Given records:

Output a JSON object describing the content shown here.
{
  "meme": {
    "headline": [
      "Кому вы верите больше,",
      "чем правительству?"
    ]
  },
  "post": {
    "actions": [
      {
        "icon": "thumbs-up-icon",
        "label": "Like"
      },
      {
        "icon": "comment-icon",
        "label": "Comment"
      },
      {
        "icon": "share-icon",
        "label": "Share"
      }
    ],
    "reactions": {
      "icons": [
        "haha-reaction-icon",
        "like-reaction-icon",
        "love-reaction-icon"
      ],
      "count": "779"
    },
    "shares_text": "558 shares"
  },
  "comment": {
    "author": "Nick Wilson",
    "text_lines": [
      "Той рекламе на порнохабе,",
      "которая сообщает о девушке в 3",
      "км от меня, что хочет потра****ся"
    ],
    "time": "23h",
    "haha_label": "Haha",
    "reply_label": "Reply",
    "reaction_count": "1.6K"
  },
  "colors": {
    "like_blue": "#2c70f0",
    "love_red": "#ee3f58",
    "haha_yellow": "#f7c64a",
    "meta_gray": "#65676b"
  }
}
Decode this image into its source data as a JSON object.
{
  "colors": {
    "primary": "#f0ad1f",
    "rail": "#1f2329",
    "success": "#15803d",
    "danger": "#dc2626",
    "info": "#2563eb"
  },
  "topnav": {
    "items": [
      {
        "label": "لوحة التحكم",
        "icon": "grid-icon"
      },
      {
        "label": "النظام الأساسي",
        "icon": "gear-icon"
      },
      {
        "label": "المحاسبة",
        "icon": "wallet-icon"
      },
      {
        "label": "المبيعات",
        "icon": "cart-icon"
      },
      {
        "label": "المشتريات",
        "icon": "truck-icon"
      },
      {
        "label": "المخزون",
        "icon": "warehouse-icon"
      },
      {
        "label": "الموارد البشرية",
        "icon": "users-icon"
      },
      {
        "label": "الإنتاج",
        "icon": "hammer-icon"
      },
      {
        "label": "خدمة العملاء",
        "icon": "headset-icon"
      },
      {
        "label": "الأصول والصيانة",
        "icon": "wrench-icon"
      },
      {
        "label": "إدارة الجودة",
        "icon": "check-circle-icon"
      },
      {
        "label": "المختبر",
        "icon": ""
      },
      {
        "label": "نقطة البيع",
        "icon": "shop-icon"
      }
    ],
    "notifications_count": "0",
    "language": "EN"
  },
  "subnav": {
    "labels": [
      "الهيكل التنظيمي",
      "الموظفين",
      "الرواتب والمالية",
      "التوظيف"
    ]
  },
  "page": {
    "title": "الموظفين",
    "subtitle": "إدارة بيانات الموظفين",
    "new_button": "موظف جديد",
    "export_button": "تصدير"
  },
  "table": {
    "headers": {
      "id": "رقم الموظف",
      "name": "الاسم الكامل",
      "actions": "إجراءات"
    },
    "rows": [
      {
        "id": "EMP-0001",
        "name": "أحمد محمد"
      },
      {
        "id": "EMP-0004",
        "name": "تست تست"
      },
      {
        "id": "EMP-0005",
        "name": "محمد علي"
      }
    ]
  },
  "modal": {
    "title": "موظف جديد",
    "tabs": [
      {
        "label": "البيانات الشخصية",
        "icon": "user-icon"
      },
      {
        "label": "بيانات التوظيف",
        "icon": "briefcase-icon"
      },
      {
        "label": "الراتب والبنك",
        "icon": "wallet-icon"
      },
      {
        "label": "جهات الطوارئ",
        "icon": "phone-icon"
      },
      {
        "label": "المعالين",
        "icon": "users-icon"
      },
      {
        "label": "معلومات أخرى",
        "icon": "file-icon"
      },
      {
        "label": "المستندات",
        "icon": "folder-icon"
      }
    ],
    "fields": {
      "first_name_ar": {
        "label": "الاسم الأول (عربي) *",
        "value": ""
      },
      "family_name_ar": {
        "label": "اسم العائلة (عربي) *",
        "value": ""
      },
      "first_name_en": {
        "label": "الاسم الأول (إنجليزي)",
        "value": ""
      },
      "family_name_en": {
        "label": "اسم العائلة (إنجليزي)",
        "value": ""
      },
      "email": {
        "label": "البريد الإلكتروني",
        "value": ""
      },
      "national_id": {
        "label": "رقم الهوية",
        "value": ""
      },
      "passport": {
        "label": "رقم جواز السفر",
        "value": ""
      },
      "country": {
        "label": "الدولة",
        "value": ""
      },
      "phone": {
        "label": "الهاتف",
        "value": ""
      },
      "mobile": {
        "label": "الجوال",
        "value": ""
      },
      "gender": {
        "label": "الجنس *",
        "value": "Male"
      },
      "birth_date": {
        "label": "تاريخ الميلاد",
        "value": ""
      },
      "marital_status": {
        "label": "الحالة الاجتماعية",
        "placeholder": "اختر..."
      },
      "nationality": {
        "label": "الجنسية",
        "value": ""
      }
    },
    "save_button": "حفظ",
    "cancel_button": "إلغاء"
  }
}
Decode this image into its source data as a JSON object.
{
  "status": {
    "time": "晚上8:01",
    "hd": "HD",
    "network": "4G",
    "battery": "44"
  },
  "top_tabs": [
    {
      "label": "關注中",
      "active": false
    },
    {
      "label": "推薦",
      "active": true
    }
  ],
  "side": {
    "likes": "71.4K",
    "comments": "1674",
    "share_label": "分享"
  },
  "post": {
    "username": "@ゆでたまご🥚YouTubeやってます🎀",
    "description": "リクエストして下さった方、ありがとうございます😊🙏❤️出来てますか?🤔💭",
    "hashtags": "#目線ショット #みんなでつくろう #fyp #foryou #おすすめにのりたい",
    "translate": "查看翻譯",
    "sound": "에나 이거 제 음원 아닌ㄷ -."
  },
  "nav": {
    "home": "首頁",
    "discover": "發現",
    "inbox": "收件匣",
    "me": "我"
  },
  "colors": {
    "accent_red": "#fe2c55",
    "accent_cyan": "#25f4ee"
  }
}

What to do:
Search the entries for the word "الموظفين", then gather every line that has it.

Correct result:
      "الموظفين",
    "title": "الموظفين",
    "subtitle": "إدارة بيانات الموظفين",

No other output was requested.